● EXERCISE AIM
Could you give the data below again, exactly and completely?

● GIVEN INFORMATION
════════════════
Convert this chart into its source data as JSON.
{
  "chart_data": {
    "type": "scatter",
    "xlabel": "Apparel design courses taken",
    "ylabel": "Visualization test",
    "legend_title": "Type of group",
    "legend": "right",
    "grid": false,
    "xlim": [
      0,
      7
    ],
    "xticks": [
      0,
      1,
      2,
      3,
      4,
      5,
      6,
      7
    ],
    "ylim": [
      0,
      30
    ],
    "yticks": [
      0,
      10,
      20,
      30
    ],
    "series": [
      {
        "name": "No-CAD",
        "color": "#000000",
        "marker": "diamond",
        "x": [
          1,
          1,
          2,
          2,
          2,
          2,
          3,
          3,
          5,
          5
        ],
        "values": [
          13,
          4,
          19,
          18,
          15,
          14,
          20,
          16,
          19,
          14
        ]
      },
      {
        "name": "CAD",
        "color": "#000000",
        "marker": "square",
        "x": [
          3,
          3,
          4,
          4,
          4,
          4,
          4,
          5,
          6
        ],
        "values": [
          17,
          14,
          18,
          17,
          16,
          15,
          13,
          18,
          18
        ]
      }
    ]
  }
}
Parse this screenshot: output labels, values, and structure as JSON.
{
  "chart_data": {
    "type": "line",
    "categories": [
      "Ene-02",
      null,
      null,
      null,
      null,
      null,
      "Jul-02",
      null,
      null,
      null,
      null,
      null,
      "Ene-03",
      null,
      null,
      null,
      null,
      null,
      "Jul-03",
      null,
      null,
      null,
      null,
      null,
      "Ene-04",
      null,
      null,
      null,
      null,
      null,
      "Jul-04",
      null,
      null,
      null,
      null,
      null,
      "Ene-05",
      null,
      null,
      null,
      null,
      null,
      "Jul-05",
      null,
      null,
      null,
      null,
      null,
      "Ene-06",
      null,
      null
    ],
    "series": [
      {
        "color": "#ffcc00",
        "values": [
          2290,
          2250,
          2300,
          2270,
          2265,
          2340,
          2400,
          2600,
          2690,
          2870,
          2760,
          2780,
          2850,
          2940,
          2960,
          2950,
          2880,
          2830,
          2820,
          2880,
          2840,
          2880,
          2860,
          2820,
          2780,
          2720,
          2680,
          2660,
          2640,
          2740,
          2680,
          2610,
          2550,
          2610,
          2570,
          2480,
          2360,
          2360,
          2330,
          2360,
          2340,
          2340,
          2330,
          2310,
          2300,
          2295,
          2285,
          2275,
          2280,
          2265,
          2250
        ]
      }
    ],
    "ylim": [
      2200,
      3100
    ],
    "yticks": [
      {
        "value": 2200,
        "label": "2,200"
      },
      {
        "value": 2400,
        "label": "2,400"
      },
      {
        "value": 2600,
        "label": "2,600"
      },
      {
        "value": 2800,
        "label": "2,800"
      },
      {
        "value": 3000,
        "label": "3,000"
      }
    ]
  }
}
════════════════
● REPLY
Convert this chart into its source data as JSON.
{
  "chart_data": {
    "type": "scatter",
    "xlabel": "Apparel design courses taken",
    "ylabel": "Visualization test",
    "legend_title": "Type of group",
    "legend": "right",
    "grid": false,
    "xlim": [
      0,
      7
    ],
    "xticks": [
      0,
      1,
      2,
      3,
      4,
      5,
      6,
      7
    ],
    "ylim": [
      0,
      30
    ],
    "yticks": [
      0,
      10,
      20,
      30
    ],
    "series": [
      {
        "name": "No-CAD",
        "color": "#000000",
        "marker": "diamond",
        "x": [
          1,
          1,
          2,
          2,
          2,
          2,
          3,
          3,
          5,
          5
        ],
        "values": [
          13,
          4,
          19,
          18,
          15,
          14,
          20,
          16,
          19,
          14
        ]
      },
      {
        "name": "CAD",
        "color": "#000000",
        "marker": "square",
        "x": [
          3,
          3,
          4,
          4,
          4,
          4,
          4,
          5,
          6
        ],
        "values": [
          17,
          14,
          18,
          17,
          16,
          15,
          13,
          18,
          18
        ]
      }
    ]
  }
}
Parse this screenshot: output labels, values, and structure as JSON.
{
  "chart_data": {
    "type": "line",
    "categories": [
      "Ene-02",
      null,
      null,
      null,
      null,
      null,
      "Jul-02",
      null,
      null,
      null,
      null,
      null,
      "Ene-03",
      null,
      null,
      null,
      null,
      null,
      "Jul-03",
      null,
      null,
      null,
      null,
      null,
      "Ene-04",
      null,
      null,
      null,
      null,
      null,
      "Jul-04",
      null,
      null,
      null,
      null,
      null,
      "Ene-05",
      null,
      null,
      null,
      null,
      null,
      "Jul-05",
      null,
      null,
      null,
      null,
      null,
      "Ene-06",
      null,
      null
    ],
    "series": [
      {
        "color": "#ffcc00",
        "values": [
          2290,
          2250,
          2300,
          2270,
          2265,
          2340,
          2400,
          2600,
          2690,
          2870,
          2760,
          2780,
          2850,
          2940,
          2960,
          2950,
          2880,
          2830,
          2820,
          2880,
          2840,
          2880,
          2860,
          2820,
          2780,
          2720,
          2680,
          2660,
          2640,
          2740,
          2680,
          2610,
          2550,
          2610,
          2570,
          2480,
          2360,
          2360,
          2330,
          2360,
          2340,
          2340,
          2330,
          2310,
          2300,
          2295,
          2285,
          2275,
          2280,
          2265,
          2250
        ]
      }
    ],
    "ylim": [
      2200,
      3100
    ],
    "yticks": [
      {
        "value": 2200,
        "label": "2,200"
      },
      {
        "value": 2400,
        "label": "2,400"
      },
      {
        "value": 2600,
        "label": "2,600"
      },
      {
        "value": 2800,
        "label": "2,800"
      },
      {
        "value": 3000,
        "label": "3,000"
      }
    ]
  }
}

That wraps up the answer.